(Items from a dataset)
++++++++++++++++++++

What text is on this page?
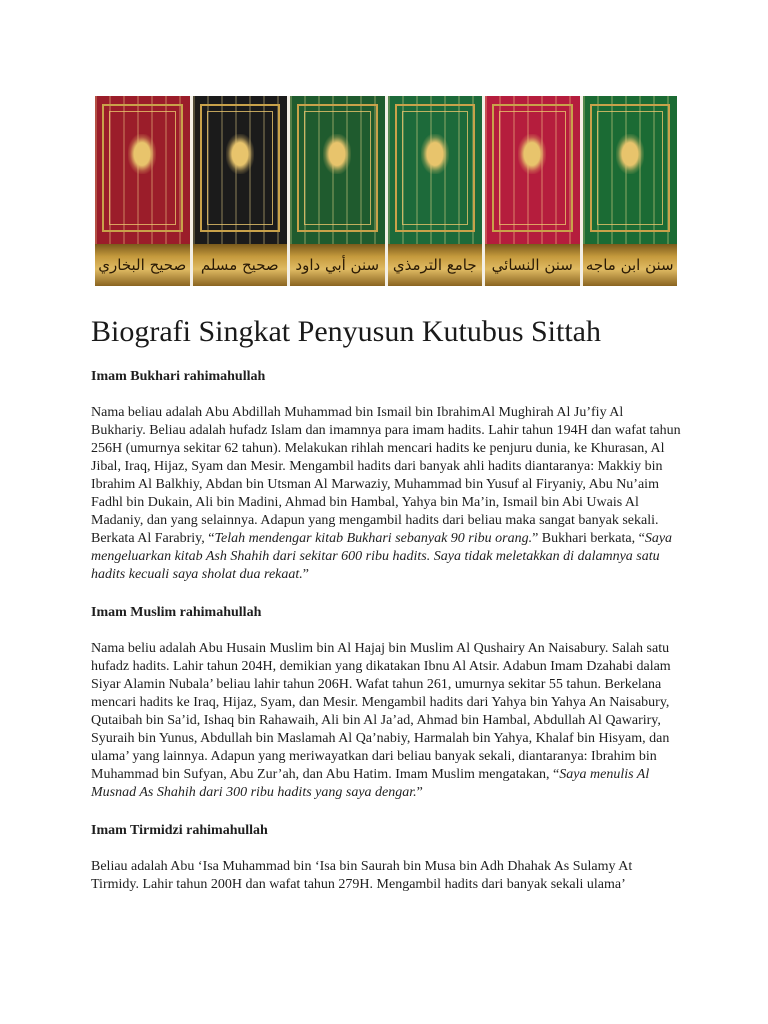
صحيح البخاري صحيح مسلم سنن أبي داود جامع الترمذي سنن النسائي سنن ابن ماجه
Biografi Singkat Penyusun Kutubus Sittah

Imam Bukhari rahimahullah

Nama beliau adalah Abu Abdillah Muhammad bin Ismail bin IbrahimAl Mughirah Al Ju’fiy Al Bukhariy. Beliau adalah hufadz Islam dan imamnya para imam hadits. Lahir tahun 194H dan wafat tahun 256H (umurnya sekitar 62 tahun). Melakukan rihlah mencari hadits ke penjuru dunia, ke Khurasan, Al Jibal, Iraq, Hijaz, Syam dan Mesir. Mengambil hadits dari banyak ahli hadits diantaranya: Makkiy bin Ibrahim Al Balkhiy, Abdan bin Utsman Al Marwaziy, Muhammad bin Yusuf al Firyaniy, Abu Nu’aim Fadhl bin Dukain, Ali bin Madini, Ahmad bin Hambal, Yahya bin Ma’in, Ismail bin Abi Uwais Al Madaniy, dan yang selainnya. Adapun yang mengambil hadits dari beliau maka sangat banyak sekali. Berkata Al Farabriy, “Telah mendengar kitab Bukhari sebanyak 90 ribu orang.” Bukhari berkata, “Saya mengeluarkan kitab Ash Shahih dari sekitar 600 ribu hadits. Saya tidak meletakkan di dalamnya satu hadits kecuali saya sholat dua rekaat.”

Imam Muslim rahimahullah

Nama beliu adalah Abu Husain Muslim bin Al Hajaj bin Muslim Al Qushairy An Naisabury. Salah satu hufadz hadits. Lahir tahun 204H, demikian yang dikatakan Ibnu Al Atsir. Adabun Imam Dzahabi dalam Siyar Alamin Nubala’ beliau lahir tahun 206H. Wafat tahun 261, umurnya sekitar 55 tahun. Berkelana mencari hadits ke Iraq, Hijaz, Syam, dan Mesir. Mengambil hadits dari Yahya bin Yahya An Naisabury, Qutaibah bin Sa’id, Ishaq bin Rahawaih, Ali bin Al Ja’ad, Ahmad bin Hambal, Abdullah Al Qawariry, Syuraih bin Yunus, Abdullah bin Maslamah Al Qa’nabiy, Harmalah bin Yahya, Khalaf bin Hisyam, dan ulama’ yang lainnya. Adapun yang meriwayatkan dari beliau banyak sekali, diantaranya: Ibrahim bin Muhammad bin Sufyan, Abu Zur’ah, dan Abu Hatim. Imam Muslim mengatakan, “Saya menulis Al Musnad As Shahih dari 300 ribu hadits yang saya dengar.”

Imam Tirmidzi rahimahullah

Beliau adalah Abu ‘Isa Muhammad bin ‘Isa bin Saurah bin Musa bin Adh Dhahak As Sulamy At Tirmidy. Lahir tahun 200H dan wafat tahun 279H. Mengambil hadits dari banyak sekali ulama’
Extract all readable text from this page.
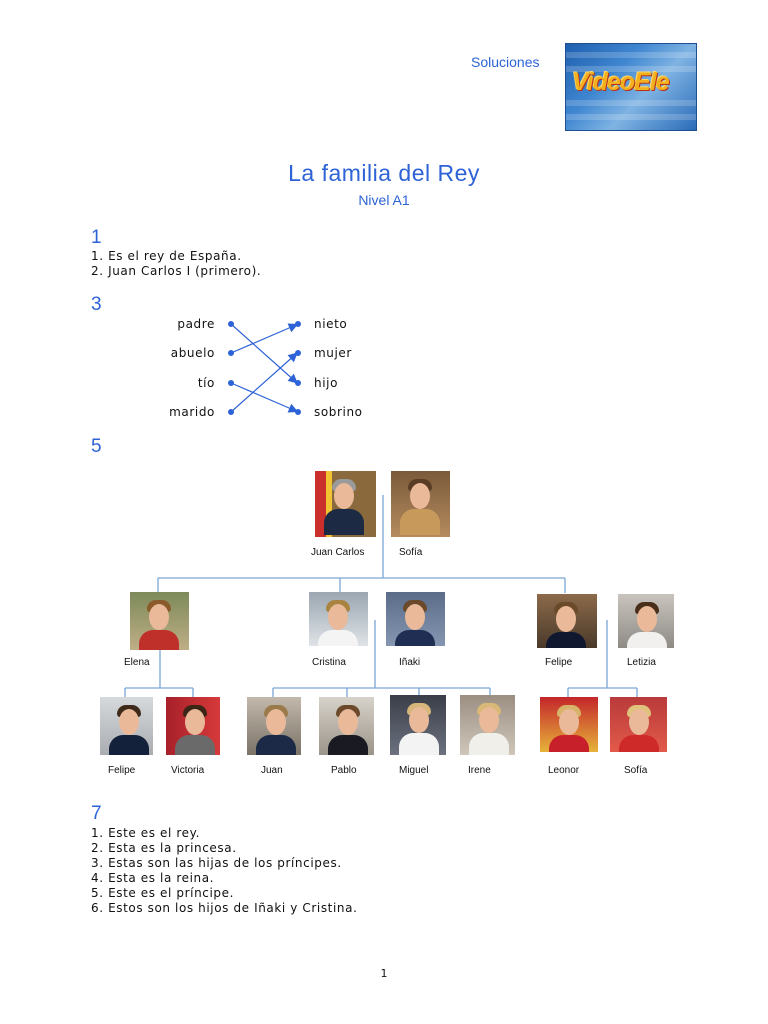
Soluciones
VideoEle
La familia del Rey
Nivel A1
1
1. Es el rey de España.
2. Juan Carlos I (primero).
3
padre
abuelo
tío
marido
nieto
mujer
hijo
sobrino
5
Juan Carlos	Sofía
Elena	Cristina	Iñaki	Felipe	Letizia
Felipe	Victoria	Juan	Pablo	Miguel	Irene	Leonor	Sofía
7
1. Este es el rey.
2. Esta es la princesa.
3. Estas son las hijas de los príncipes.
4. Esta es la reina.
5. Este es el príncipe.
6. Estos son los hijos de Iñaki y Cristina.
1
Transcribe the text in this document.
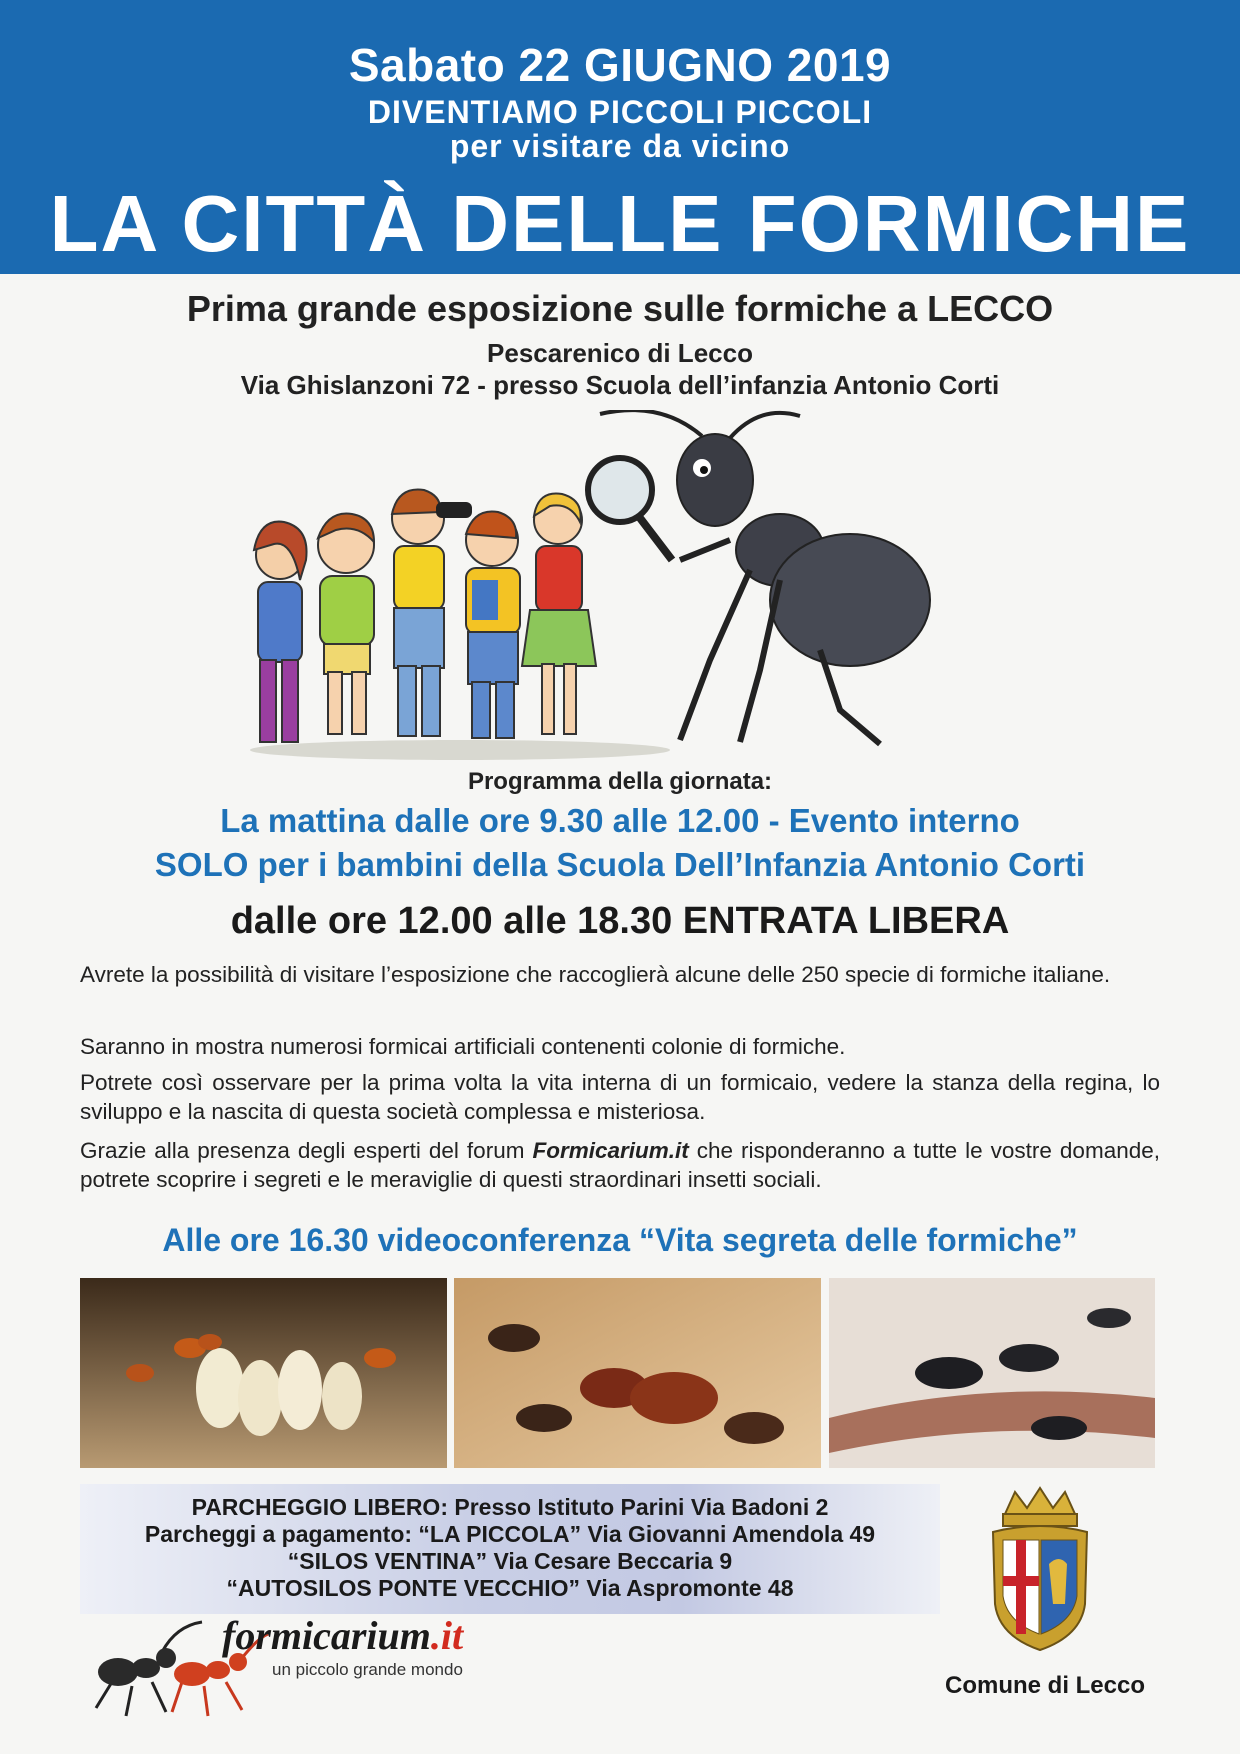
Sabato 22 GIUGNO 2019
DIVENTIAMO PICCOLI PICCOLI
per visitare da vicino
LA CITTÀ DELLE FORMICHE
Prima grande esposizione sulle formiche a LECCO
Pescarenico di Lecco
Via Ghislanzoni 72 - presso Scuola dell’infanzia Antonio Corti
Programma della giornata:
La mattina dalle ore 9.30 alle 12.00 - Evento interno
SOLO per i bambini della Scuola Dell’Infanzia Antonio Corti
dalle ore 12.00 alle 18.30 ENTRATA LIBERA
Avrete la possibilità di visitare l’esposizione che raccoglierà alcune delle 250 specie di formiche italiane.
Saranno in mostra numerosi formicai artificiali contenenti colonie di formiche.
Potrete così osservare per la prima volta la vita interna di un formicaio, vedere la stanza della regina, lo sviluppo e la nascita di questa società complessa e misteriosa.
Grazie alla presenza degli esperti del forum Formicarium.it che risponderanno a tutte le vostre domande, potrete scoprire i segreti e le meraviglie di questi straordinari insetti sociali.
Alle ore 16.30 videoconferenza “Vita segreta delle formiche”
PARCHEGGIO LIBERO: Presso Istituto Parini Via Badoni 2
Parcheggi a pagamento: “LA PICCOLA” Via Giovanni Amendola 49
“SILOS VENTINA” Via Cesare Beccaria 9
“AUTOSILOS PONTE VECCHIO” Via Aspromonte 48
formicarium.it
un piccolo grande mondo
Comune di Lecco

++++++++++++++++++++

• **EXERCISE GOAL**
Copy out the data above exactly, except the pictures.

• **ANSWER**
What text is on this page?
صحيح البخاري صحيح مسلم سنن أبي داود جامع الترمذي سنن النسائي سنن ابن ماجه
Biografi Singkat Penyusun Kutubus Sittah

Imam Bukhari rahimahullah

Nama beliau adalah Abu Abdillah Muhammad bin Ismail bin IbrahimAl Mughirah Al Ju’fiy Al Bukhariy. Beliau adalah hufadz Islam dan imamnya para imam hadits. Lahir tahun 194H dan wafat tahun 256H (umurnya sekitar 62 tahun). Melakukan rihlah mencari hadits ke penjuru dunia, ke Khurasan, Al Jibal, Iraq, Hijaz, Syam dan Mesir. Mengambil hadits dari banyak ahli hadits diantaranya: Makkiy bin Ibrahim Al Balkhiy, Abdan bin Utsman Al Marwaziy, Muhammad bin Yusuf al Firyaniy, Abu Nu’aim Fadhl bin Dukain, Ali bin Madini, Ahmad bin Hambal, Yahya bin Ma’in, Ismail bin Abi Uwais Al Madaniy, dan yang selainnya. Adapun yang mengambil hadits dari beliau maka sangat banyak sekali. Berkata Al Farabriy, “Telah mendengar kitab Bukhari sebanyak 90 ribu orang.” Bukhari berkata, “Saya mengeluarkan kitab Ash Shahih dari sekitar 600 ribu hadits. Saya tidak meletakkan di dalamnya satu hadits kecuali saya sholat dua rekaat.”

Imam Muslim rahimahullah

Nama beliu adalah Abu Husain Muslim bin Al Hajaj bin Muslim Al Qushairy An Naisabury. Salah satu hufadz hadits. Lahir tahun 204H, demikian yang dikatakan Ibnu Al Atsir. Adabun Imam Dzahabi dalam Siyar Alamin Nubala’ beliau lahir tahun 206H. Wafat tahun 261, umurnya sekitar 55 tahun. Berkelana mencari hadits ke Iraq, Hijaz, Syam, dan Mesir. Mengambil hadits dari Yahya bin Yahya An Naisabury, Qutaibah bin Sa’id, Ishaq bin Rahawaih, Ali bin Al Ja’ad, Ahmad bin Hambal, Abdullah Al Qawariry, Syuraih bin Yunus, Abdullah bin Maslamah Al Qa’nabiy, Harmalah bin Yahya, Khalaf bin Hisyam, dan ulama’ yang lainnya. Adapun yang meriwayatkan dari beliau banyak sekali, diantaranya: Ibrahim bin Muhammad bin Sufyan, Abu Zur’ah, dan Abu Hatim. Imam Muslim mengatakan, “Saya menulis Al Musnad As Shahih dari 300 ribu hadits yang saya dengar.”

Imam Tirmidzi rahimahullah

Beliau adalah Abu ‘Isa Muhammad bin ‘Isa bin Saurah bin Musa bin Adh Dhahak As Sulamy At Tirmidy. Lahir tahun 200H dan wafat tahun 279H. Mengambil hadits dari banyak sekali ulama’
Extract all readable text from this page.
Soluciones
VideoEle
La familia del Rey
Nivel A1
1
1. Es el rey de España.
2. Juan Carlos I (primero).
3
padre
abuelo
tío
marido
nieto
mujer
hijo
sobrino
5
Juan Carlos	Sofía
Elena	Cristina	Iñaki	Felipe	Letizia
Felipe	Victoria	Juan	Pablo	Miguel	Irene	Leonor	Sofía
7
1. Este es el rey.
2. Esta es la princesa.
3. Estas son las hijas de los príncipes.
4. Esta es la reina.
5. Este es el príncipe.
6. Estos son los hijos de Iñaki y Cristina.
1
Transcribe the text in this document.
Sabato 22 GIUGNO 2019
DIVENTIAMO PICCOLI PICCOLI
per visitare da vicino
LA CITTÀ DELLE FORMICHE
Prima grande esposizione sulle formiche a LECCO
Pescarenico di Lecco
Via Ghislanzoni 72 - presso Scuola dell’infanzia Antonio Corti
Programma della giornata:
La mattina dalle ore 9.30 alle 12.00 - Evento interno
SOLO per i bambini della Scuola Dell’Infanzia Antonio Corti
dalle ore 12.00 alle 18.30 ENTRATA LIBERA
Avrete la possibilità di visitare l’esposizione che raccoglierà alcune delle 250 specie di formiche italiane.
Saranno in mostra numerosi formicai artificiali contenenti colonie di formiche.
Potrete così osservare per la prima volta la vita interna di un formicaio, vedere la stanza della regina, lo sviluppo e la nascita di questa società complessa e misteriosa.
Grazie alla presenza degli esperti del forum Formicarium.it che risponderanno a tutte le vostre domande, potrete scoprire i segreti e le meraviglie di questi straordinari insetti sociali.
Alle ore 16.30 videoconferenza “Vita segreta delle formiche”
PARCHEGGIO LIBERO: Presso Istituto Parini Via Badoni 2
Parcheggi a pagamento: “LA PICCOLA” Via Giovanni Amendola 49
“SILOS VENTINA” Via Cesare Beccaria 9
“AUTOSILOS PONTE VECCHIO” Via Aspromonte 48
formicarium.it
un piccolo grande mondo
Comune di Lecco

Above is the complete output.